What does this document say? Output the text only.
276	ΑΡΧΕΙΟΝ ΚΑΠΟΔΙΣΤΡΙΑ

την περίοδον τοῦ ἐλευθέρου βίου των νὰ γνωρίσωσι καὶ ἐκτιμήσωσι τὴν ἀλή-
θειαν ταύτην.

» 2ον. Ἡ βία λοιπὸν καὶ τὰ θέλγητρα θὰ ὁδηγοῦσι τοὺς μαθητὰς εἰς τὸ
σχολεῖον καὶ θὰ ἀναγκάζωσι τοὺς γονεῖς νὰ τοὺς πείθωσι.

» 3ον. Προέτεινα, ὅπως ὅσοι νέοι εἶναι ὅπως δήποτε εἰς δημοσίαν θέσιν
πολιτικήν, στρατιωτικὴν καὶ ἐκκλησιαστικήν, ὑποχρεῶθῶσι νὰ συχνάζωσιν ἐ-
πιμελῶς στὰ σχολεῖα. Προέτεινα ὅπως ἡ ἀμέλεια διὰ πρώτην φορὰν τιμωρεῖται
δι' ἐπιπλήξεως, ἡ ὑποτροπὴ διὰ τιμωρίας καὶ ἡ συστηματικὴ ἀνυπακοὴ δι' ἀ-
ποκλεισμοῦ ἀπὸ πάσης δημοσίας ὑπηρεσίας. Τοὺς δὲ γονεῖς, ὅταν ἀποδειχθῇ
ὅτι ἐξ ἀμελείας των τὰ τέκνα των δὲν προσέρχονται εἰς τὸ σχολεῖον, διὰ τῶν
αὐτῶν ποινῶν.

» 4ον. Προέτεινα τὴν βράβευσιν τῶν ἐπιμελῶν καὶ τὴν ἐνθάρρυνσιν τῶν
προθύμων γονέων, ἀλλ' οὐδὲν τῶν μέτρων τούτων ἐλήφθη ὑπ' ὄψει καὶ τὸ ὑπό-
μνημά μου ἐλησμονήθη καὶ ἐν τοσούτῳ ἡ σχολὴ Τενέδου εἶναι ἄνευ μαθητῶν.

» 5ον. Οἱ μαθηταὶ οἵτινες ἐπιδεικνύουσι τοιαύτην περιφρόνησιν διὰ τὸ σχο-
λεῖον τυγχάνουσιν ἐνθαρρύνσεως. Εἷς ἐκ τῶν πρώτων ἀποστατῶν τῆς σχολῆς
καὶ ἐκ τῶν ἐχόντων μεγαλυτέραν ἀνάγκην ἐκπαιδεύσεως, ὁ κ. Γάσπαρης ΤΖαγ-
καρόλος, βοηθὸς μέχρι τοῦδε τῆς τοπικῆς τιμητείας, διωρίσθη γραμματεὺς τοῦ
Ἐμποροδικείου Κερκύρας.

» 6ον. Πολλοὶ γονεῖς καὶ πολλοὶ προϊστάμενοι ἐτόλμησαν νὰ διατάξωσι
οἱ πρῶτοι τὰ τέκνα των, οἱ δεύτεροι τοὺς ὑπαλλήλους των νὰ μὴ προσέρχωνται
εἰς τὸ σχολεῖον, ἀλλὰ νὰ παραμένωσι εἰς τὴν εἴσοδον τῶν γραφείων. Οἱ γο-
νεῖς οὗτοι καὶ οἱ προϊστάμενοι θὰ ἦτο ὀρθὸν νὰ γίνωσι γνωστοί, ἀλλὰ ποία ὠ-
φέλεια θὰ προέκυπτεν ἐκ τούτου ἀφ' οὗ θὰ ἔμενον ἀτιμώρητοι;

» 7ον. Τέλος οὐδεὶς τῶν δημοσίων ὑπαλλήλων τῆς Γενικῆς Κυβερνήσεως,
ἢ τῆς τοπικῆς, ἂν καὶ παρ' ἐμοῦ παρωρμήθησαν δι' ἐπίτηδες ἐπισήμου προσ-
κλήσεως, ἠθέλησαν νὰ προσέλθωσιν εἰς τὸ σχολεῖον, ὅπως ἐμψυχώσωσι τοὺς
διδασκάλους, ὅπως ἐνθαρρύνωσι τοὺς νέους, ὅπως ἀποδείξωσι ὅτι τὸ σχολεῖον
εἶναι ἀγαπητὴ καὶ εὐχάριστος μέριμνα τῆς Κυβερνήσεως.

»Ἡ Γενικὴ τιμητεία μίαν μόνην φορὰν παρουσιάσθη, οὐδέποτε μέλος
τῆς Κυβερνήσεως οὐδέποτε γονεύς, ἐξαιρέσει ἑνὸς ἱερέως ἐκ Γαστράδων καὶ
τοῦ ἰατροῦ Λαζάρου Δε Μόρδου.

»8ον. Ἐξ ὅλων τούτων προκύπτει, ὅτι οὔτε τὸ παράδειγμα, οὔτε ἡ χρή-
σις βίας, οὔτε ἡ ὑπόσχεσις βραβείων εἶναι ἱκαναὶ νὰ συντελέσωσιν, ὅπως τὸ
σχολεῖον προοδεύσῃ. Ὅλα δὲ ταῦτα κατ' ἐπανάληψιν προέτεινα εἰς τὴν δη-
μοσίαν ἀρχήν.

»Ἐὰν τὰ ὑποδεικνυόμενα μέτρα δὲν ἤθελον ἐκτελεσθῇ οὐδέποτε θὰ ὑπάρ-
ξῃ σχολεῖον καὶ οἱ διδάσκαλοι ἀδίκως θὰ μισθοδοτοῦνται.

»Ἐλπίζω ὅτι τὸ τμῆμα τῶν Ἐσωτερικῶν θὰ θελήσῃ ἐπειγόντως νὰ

--

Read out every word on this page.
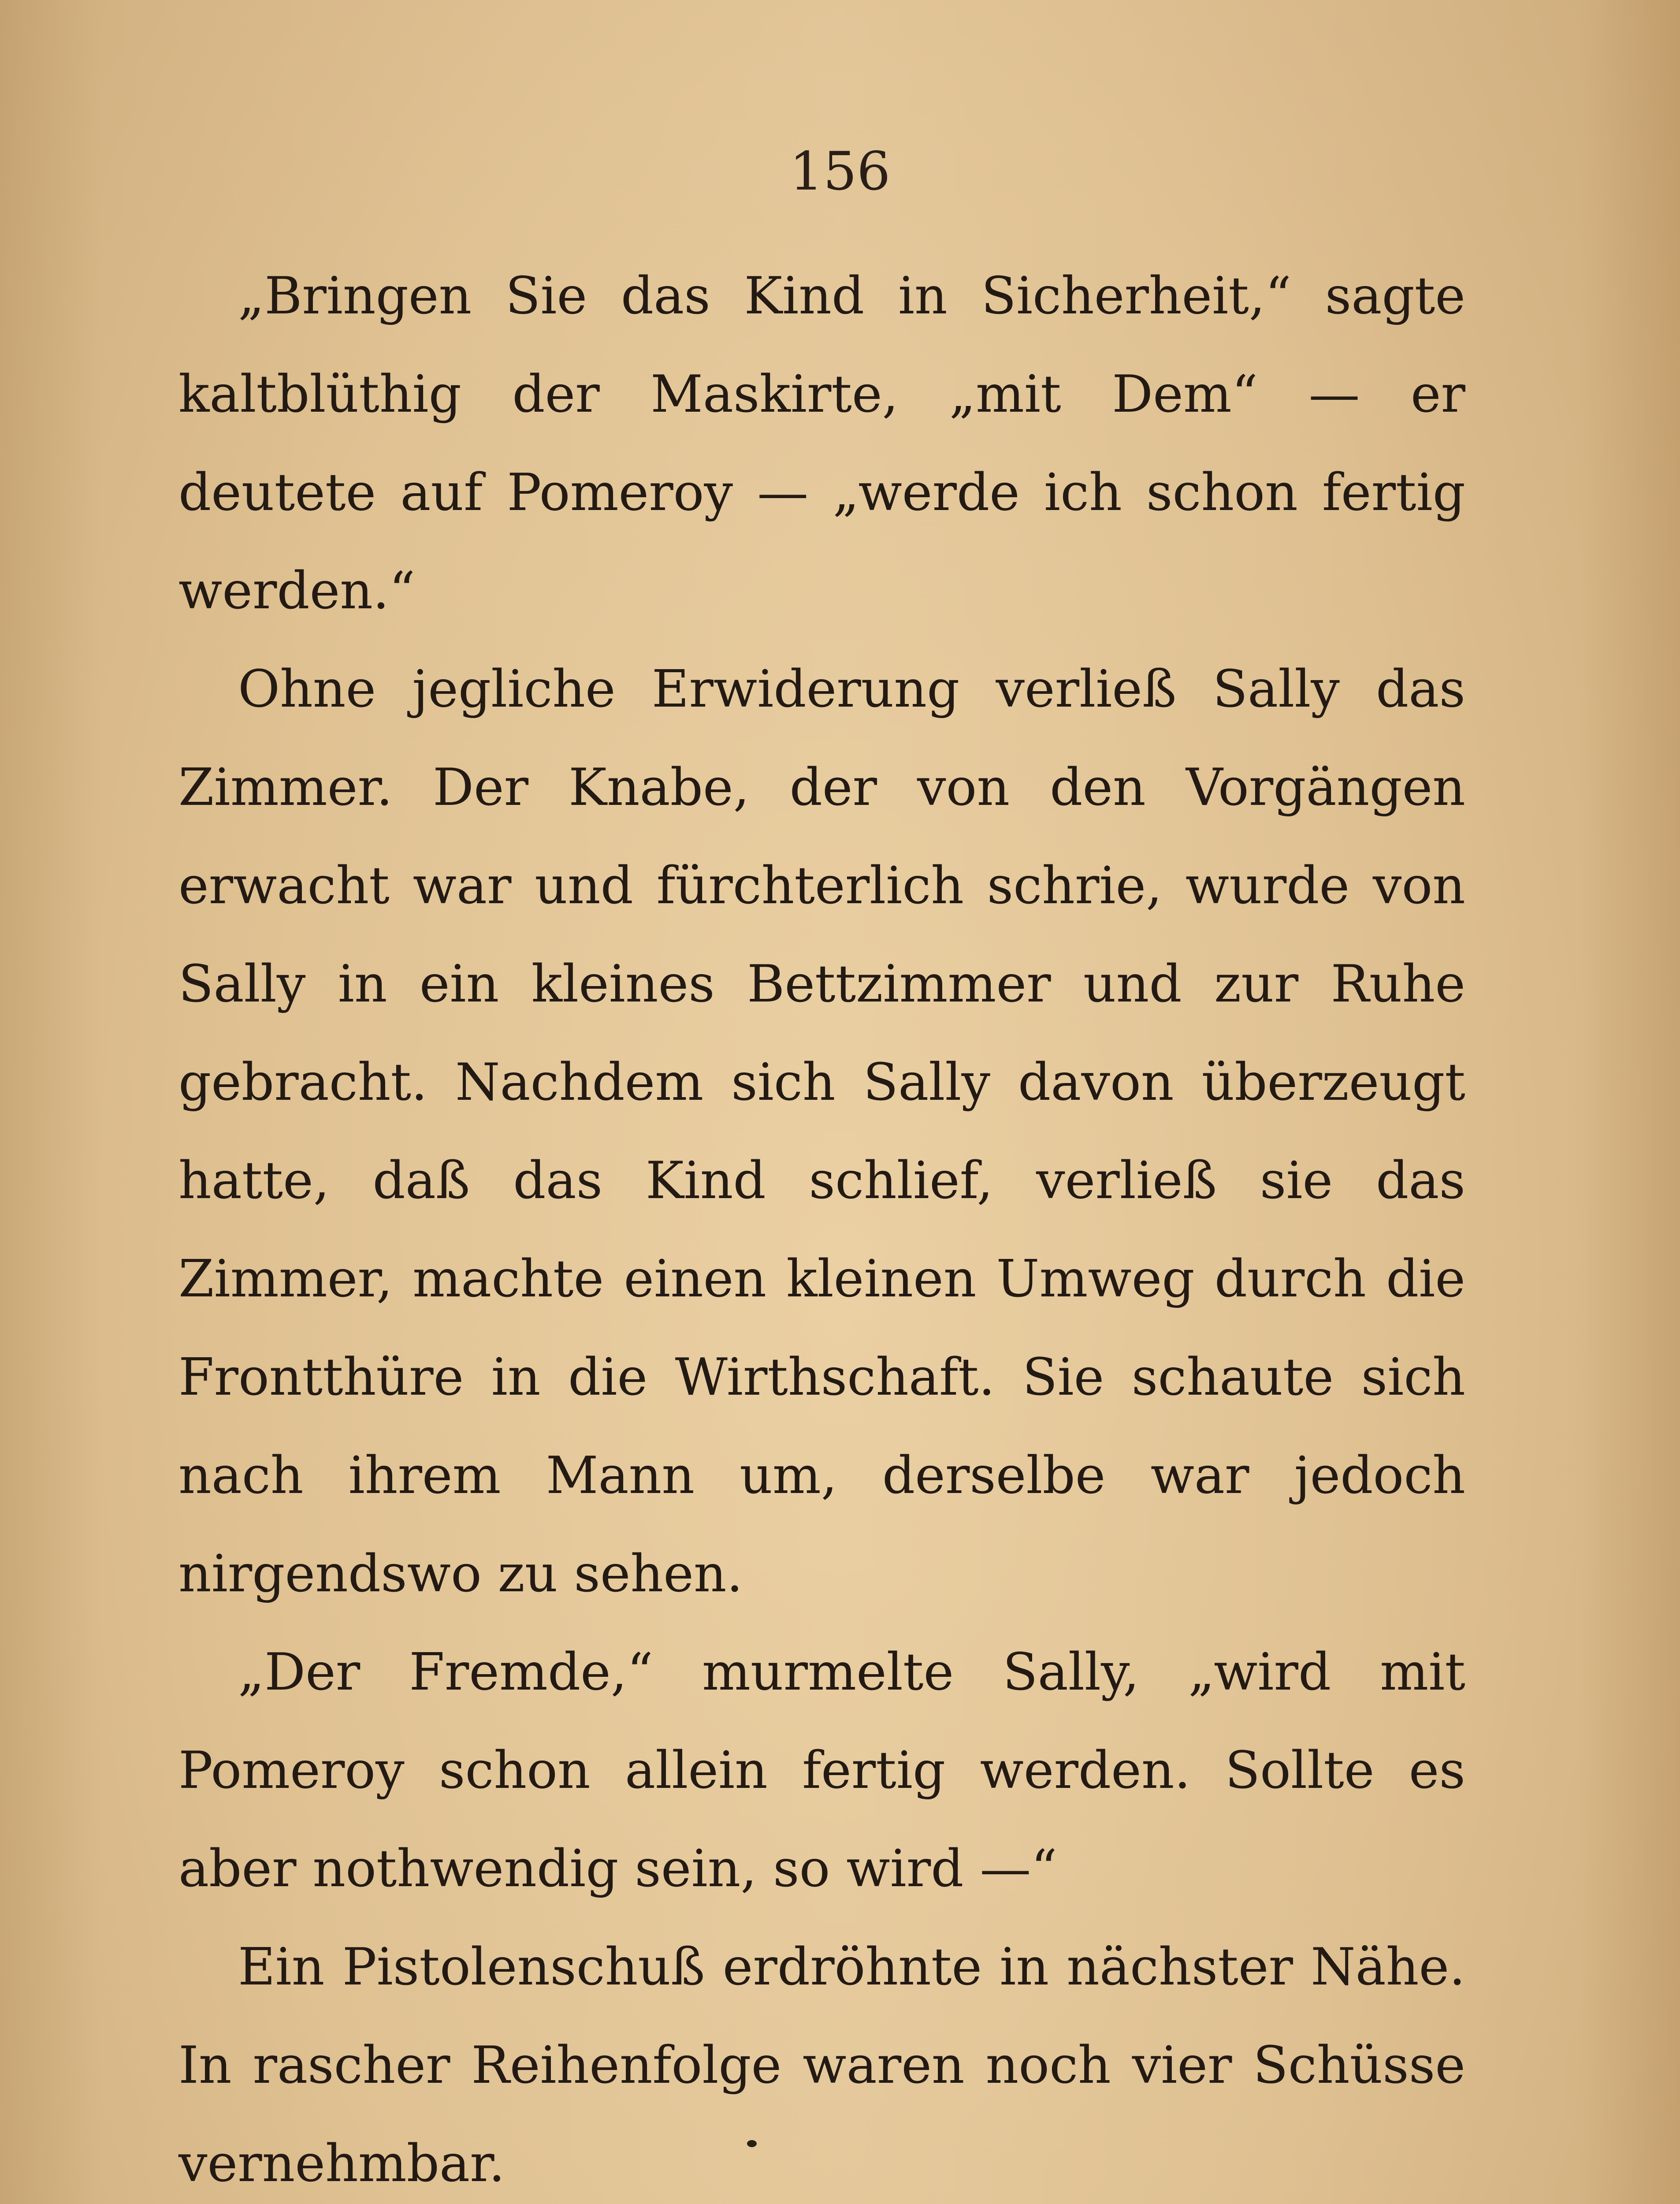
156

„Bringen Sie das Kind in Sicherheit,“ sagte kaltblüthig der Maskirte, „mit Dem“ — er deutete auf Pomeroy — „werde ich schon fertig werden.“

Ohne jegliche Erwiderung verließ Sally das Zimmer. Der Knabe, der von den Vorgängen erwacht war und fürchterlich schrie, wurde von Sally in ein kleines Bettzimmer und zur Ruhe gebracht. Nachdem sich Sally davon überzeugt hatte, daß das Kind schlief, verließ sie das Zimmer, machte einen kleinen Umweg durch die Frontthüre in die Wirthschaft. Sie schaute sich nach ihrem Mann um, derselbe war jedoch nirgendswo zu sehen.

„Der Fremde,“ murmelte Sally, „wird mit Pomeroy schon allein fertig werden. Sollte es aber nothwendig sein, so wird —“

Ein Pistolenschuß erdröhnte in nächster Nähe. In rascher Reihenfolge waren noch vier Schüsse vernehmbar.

## Given request
Gather up the lines containing the word "εἶναι" from these records and copy them.

## Response to the task
» 3ον. Προέτεινα, ὅπως ὅσοι νέοι εἶναι ὅπως δήποτε εἰς δημοσίαν θέσιν
μνημά μου ἐλησμονήθη καὶ ἐν τοσούτῳ ἡ σχολὴ Τενέδου εἶναι ἄνευ μαθητῶν.
εἶναι ἀγαπητὴ καὶ εὐχάριστος μέριμνα τῆς Κυβερνήσεως.
σις βίας, οὔτε ἡ ὑπόσχεσις βραβείων εἶναι ἱκαναὶ νὰ συντελέσωσιν, ὅπως τὸ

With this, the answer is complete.